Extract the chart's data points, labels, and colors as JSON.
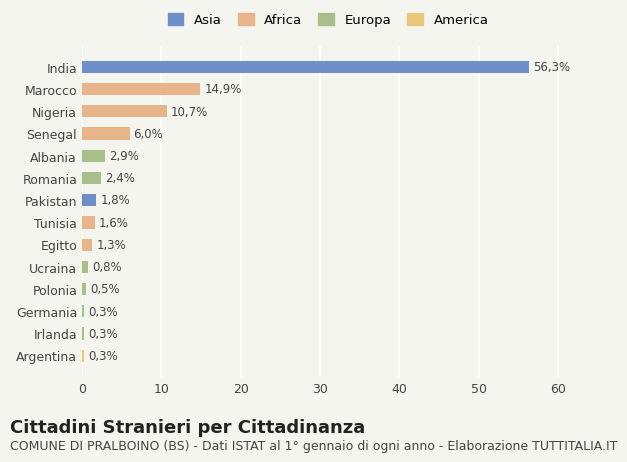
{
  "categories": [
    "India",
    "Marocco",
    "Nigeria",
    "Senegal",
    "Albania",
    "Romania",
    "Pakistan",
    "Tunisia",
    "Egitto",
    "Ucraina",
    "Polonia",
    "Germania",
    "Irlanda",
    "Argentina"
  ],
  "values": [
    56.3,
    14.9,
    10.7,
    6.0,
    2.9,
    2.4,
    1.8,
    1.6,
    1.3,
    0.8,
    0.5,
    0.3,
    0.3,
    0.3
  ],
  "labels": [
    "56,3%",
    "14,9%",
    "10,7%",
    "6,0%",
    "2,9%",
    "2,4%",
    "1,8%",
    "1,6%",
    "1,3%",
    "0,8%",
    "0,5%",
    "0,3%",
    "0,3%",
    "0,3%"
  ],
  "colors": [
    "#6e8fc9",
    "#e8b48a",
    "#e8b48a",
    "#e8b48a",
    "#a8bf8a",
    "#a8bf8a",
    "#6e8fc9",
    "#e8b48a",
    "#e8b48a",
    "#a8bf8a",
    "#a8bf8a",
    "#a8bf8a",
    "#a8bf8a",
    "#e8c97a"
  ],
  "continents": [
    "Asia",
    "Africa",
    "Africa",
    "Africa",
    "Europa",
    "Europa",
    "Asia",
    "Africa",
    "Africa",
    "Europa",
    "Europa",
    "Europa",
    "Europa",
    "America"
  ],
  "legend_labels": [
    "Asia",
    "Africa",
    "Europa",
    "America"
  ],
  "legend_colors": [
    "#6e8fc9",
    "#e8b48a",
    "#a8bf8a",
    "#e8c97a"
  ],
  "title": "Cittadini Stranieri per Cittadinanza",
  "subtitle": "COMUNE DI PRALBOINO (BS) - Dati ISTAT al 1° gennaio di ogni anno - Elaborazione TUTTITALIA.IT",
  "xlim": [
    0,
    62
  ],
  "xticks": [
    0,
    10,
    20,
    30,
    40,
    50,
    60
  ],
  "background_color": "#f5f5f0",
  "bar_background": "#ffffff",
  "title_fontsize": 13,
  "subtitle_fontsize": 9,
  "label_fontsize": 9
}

----

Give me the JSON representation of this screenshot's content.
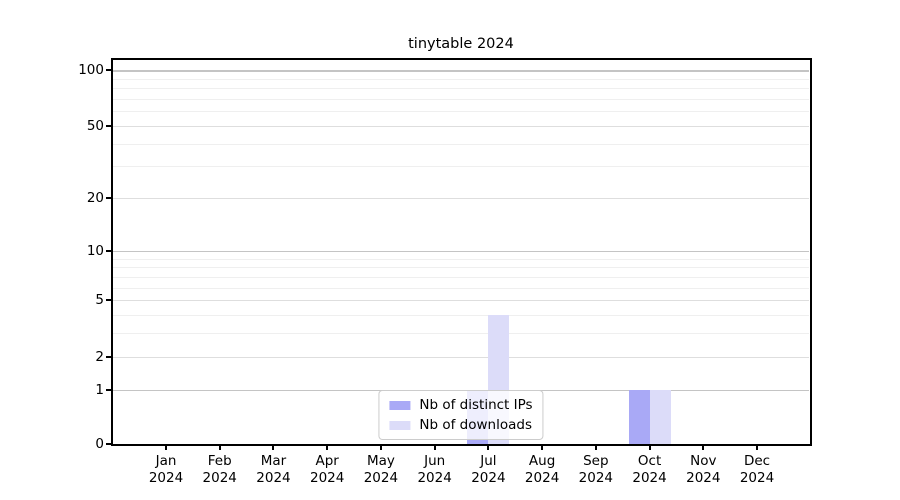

----

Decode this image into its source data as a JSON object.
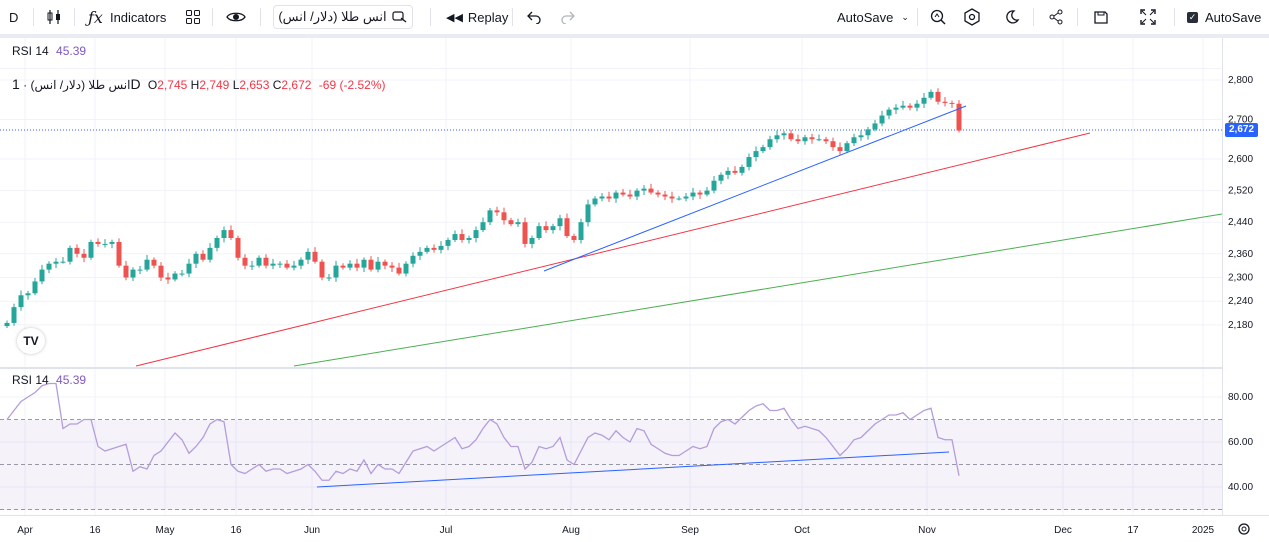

----

Your answer should be a single number: the count of lines containing the word "this".

> _RESPONSE_
2